EXERCISE GOAL: What you return should match every record exactly, with the images removed.
+++ RECORDS FOR PROCESSING +++
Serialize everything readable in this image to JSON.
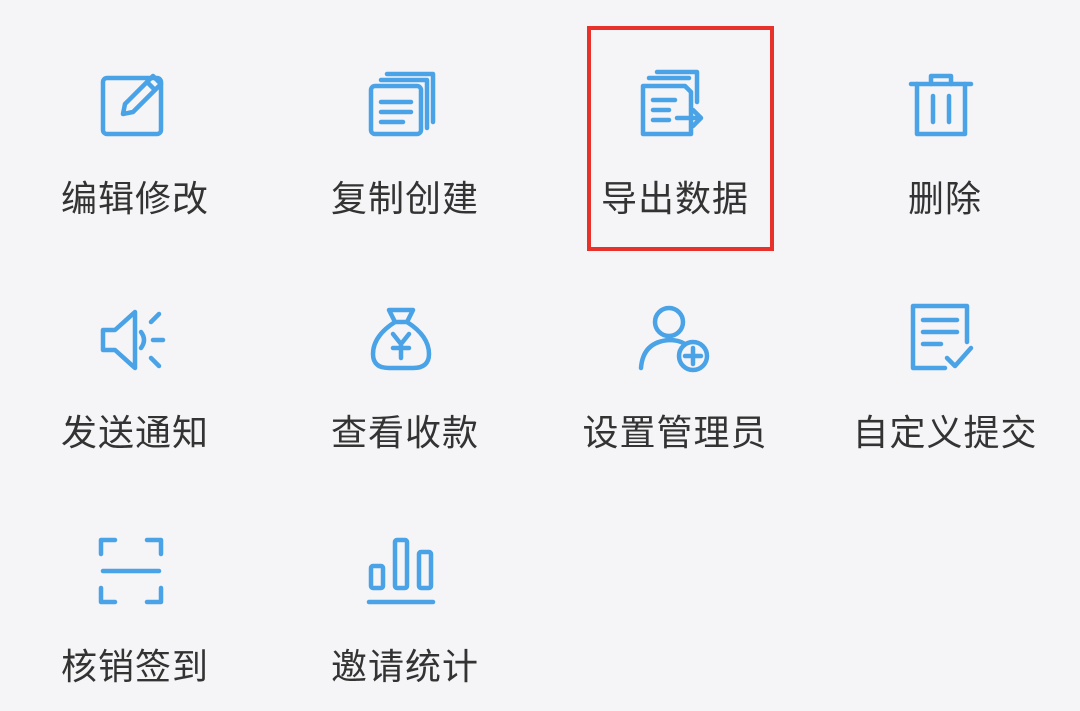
{
  "accent_color": "#4aa3e6",
  "highlight_color": "#e8312a",
  "menu": {
    "items": [
      {
        "label": "编辑修改",
        "icon": "edit-icon"
      },
      {
        "label": "复制创建",
        "icon": "copy-icon"
      },
      {
        "label": "导出数据",
        "icon": "export-icon"
      },
      {
        "label": "删除",
        "icon": "trash-icon"
      },
      {
        "label": "发送通知",
        "icon": "speaker-icon"
      },
      {
        "label": "查看收款",
        "icon": "money-bag-icon"
      },
      {
        "label": "设置管理员",
        "icon": "add-user-icon"
      },
      {
        "label": "自定义提交",
        "icon": "form-check-icon"
      },
      {
        "label": "核销签到",
        "icon": "scan-icon"
      },
      {
        "label": "邀请统计",
        "icon": "bar-chart-icon"
      }
    ]
  }
}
+++
RIGHT ANSWER:
Serialize everything readable in this image to JSON.
{
  "accent_color": "#4aa3e6",
  "highlight_color": "#e8312a",
  "menu": {
    "items": [
      {
        "label": "编辑修改",
        "icon": "edit-icon"
      },
      {
        "label": "复制创建",
        "icon": "copy-icon"
      },
      {
        "label": "导出数据",
        "icon": "export-icon"
      },
      {
        "label": "删除",
        "icon": "trash-icon"
      },
      {
        "label": "发送通知",
        "icon": "speaker-icon"
      },
      {
        "label": "查看收款",
        "icon": "money-bag-icon"
      },
      {
        "label": "设置管理员",
        "icon": "add-user-icon"
      },
      {
        "label": "自定义提交",
        "icon": "form-check-icon"
      },
      {
        "label": "核销签到",
        "icon": "scan-icon"
      },
      {
        "label": "邀请统计",
        "icon": "bar-chart-icon"
      }
    ]
  }
}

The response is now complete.